::: Supplied information :::
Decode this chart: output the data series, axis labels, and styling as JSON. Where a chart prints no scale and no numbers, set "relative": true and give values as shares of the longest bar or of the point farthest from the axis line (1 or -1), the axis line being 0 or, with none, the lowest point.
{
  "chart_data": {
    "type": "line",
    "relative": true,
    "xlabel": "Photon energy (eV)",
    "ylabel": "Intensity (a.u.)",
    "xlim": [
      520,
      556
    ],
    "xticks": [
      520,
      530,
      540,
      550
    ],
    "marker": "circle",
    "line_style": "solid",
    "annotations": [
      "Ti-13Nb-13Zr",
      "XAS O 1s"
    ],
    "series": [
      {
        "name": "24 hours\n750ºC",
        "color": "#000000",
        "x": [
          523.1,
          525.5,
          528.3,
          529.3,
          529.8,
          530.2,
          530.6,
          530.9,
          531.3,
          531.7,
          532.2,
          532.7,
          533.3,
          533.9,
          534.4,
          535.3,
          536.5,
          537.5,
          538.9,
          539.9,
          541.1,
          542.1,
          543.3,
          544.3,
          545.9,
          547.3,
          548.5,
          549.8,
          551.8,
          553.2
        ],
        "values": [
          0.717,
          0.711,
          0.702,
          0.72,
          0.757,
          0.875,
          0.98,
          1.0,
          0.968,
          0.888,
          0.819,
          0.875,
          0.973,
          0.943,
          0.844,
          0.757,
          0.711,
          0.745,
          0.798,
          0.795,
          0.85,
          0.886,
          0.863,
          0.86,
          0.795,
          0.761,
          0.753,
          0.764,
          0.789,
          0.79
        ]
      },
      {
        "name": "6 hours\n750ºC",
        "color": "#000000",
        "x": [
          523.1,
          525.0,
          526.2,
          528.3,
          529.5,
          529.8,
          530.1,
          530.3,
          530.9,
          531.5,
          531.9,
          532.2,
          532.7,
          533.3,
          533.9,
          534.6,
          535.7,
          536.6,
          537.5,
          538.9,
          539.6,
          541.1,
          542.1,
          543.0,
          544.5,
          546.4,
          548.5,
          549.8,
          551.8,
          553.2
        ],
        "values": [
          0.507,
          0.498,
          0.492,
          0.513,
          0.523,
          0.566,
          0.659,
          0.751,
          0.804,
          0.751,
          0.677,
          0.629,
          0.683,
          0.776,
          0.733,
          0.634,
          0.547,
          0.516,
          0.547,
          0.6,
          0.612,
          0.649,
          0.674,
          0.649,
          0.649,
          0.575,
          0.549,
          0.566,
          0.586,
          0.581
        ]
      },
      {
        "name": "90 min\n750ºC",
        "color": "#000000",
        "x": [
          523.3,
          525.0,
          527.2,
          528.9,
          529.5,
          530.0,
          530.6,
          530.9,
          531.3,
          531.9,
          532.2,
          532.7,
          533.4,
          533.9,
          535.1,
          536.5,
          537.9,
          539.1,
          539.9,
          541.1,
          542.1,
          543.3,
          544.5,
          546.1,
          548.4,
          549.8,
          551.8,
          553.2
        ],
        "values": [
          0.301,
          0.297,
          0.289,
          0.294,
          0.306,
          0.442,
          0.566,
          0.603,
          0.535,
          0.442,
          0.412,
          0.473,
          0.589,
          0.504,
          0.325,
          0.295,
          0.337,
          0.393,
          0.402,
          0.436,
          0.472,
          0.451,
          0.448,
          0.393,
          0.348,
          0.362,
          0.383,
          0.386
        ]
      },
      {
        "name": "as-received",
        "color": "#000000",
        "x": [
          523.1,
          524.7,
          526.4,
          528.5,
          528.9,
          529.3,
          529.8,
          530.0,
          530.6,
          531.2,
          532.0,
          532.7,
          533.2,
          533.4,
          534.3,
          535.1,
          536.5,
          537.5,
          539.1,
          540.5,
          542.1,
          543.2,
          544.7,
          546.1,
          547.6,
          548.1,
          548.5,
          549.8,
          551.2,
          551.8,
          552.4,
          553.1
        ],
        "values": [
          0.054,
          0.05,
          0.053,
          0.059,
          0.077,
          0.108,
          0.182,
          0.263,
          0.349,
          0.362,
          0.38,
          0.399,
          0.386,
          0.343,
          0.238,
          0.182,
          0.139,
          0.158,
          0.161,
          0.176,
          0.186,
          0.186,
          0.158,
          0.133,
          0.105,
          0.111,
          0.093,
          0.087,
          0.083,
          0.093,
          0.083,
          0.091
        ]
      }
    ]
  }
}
:::
Nothing in the listing may be changed; retype it all exactly.

Decode this chart: output the data series, axis labels, and styling as JSON. Where a chart prints no scale and no numbers, set "relative": true and give values as shares of the longest bar or of the point farthest from the axis line (1 or -1), the axis line being 0 or, with none, the lowest point.
{
  "chart_data": {
    "type": "line",
    "relative": true,
    "xlabel": "Photon energy (eV)",
    "ylabel": "Intensity (a.u.)",
    "xlim": [
      520,
      556
    ],
    "xticks": [
      520,
      530,
      540,
      550
    ],
    "marker": "circle",
    "line_style": "solid",
    "annotations": [
      "Ti-13Nb-13Zr",
      "XAS O 1s"
    ],
    "series": [
      {
        "name": "24 hours\n750ºC",
        "color": "#000000",
        "x": [
          523.1,
          525.5,
          528.3,
          529.3,
          529.8,
          530.2,
          530.6,
          530.9,
          531.3,
          531.7,
          532.2,
          532.7,
          533.3,
          533.9,
          534.4,
          535.3,
          536.5,
          537.5,
          538.9,
          539.9,
          541.1,
          542.1,
          543.3,
          544.3,
          545.9,
          547.3,
          548.5,
          549.8,
          551.8,
          553.2
        ],
        "values": [
          0.717,
          0.711,
          0.702,
          0.72,
          0.757,
          0.875,
          0.98,
          1.0,
          0.968,
          0.888,
          0.819,
          0.875,
          0.973,
          0.943,
          0.844,
          0.757,
          0.711,
          0.745,
          0.798,
          0.795,
          0.85,
          0.886,
          0.863,
          0.86,
          0.795,
          0.761,
          0.753,
          0.764,
          0.789,
          0.79
        ]
      },
      {
        "name": "6 hours\n750ºC",
        "color": "#000000",
        "x": [
          523.1,
          525.0,
          526.2,
          528.3,
          529.5,
          529.8,
          530.1,
          530.3,
          530.9,
          531.5,
          531.9,
          532.2,
          532.7,
          533.3,
          533.9,
          534.6,
          535.7,
          536.6,
          537.5,
          538.9,
          539.6,
          541.1,
          542.1,
          543.0,
          544.5,
          546.4,
          548.5,
          549.8,
          551.8,
          553.2
        ],
        "values": [
          0.507,
          0.498,
          0.492,
          0.513,
          0.523,
          0.566,
          0.659,
          0.751,
          0.804,
          0.751,
          0.677,
          0.629,
          0.683,
          0.776,
          0.733,
          0.634,
          0.547,
          0.516,
          0.547,
          0.6,
          0.612,
          0.649,
          0.674,
          0.649,
          0.649,
          0.575,
          0.549,
          0.566,
          0.586,
          0.581
        ]
      },
      {
        "name": "90 min\n750ºC",
        "color": "#000000",
        "x": [
          523.3,
          525.0,
          527.2,
          528.9,
          529.5,
          530.0,
          530.6,
          530.9,
          531.3,
          531.9,
          532.2,
          532.7,
          533.4,
          533.9,
          535.1,
          536.5,
          537.9,
          539.1,
          539.9,
          541.1,
          542.1,
          543.3,
          544.5,
          546.1,
          548.4,
          549.8,
          551.8,
          553.2
        ],
        "values": [
          0.301,
          0.297,
          0.289,
          0.294,
          0.306,
          0.442,
          0.566,
          0.603,
          0.535,
          0.442,
          0.412,
          0.473,
          0.589,
          0.504,
          0.325,
          0.295,
          0.337,
          0.393,
          0.402,
          0.436,
          0.472,
          0.451,
          0.448,
          0.393,
          0.348,
          0.362,
          0.383,
          0.386
        ]
      },
      {
        "name": "as-received",
        "color": "#000000",
        "x": [
          523.1,
          524.7,
          526.4,
          528.5,
          528.9,
          529.3,
          529.8,
          530.0,
          530.6,
          531.2,
          532.0,
          532.7,
          533.2,
          533.4,
          534.3,
          535.1,
          536.5,
          537.5,
          539.1,
          540.5,
          542.1,
          543.2,
          544.7,
          546.1,
          547.6,
          548.1,
          548.5,
          549.8,
          551.2,
          551.8,
          552.4,
          553.1
        ],
        "values": [
          0.054,
          0.05,
          0.053,
          0.059,
          0.077,
          0.108,
          0.182,
          0.263,
          0.349,
          0.362,
          0.38,
          0.399,
          0.386,
          0.343,
          0.238,
          0.182,
          0.139,
          0.158,
          0.161,
          0.176,
          0.186,
          0.186,
          0.158,
          0.133,
          0.105,
          0.111,
          0.093,
          0.087,
          0.083,
          0.093,
          0.083,
          0.091
        ]
      }
    ]
  }
}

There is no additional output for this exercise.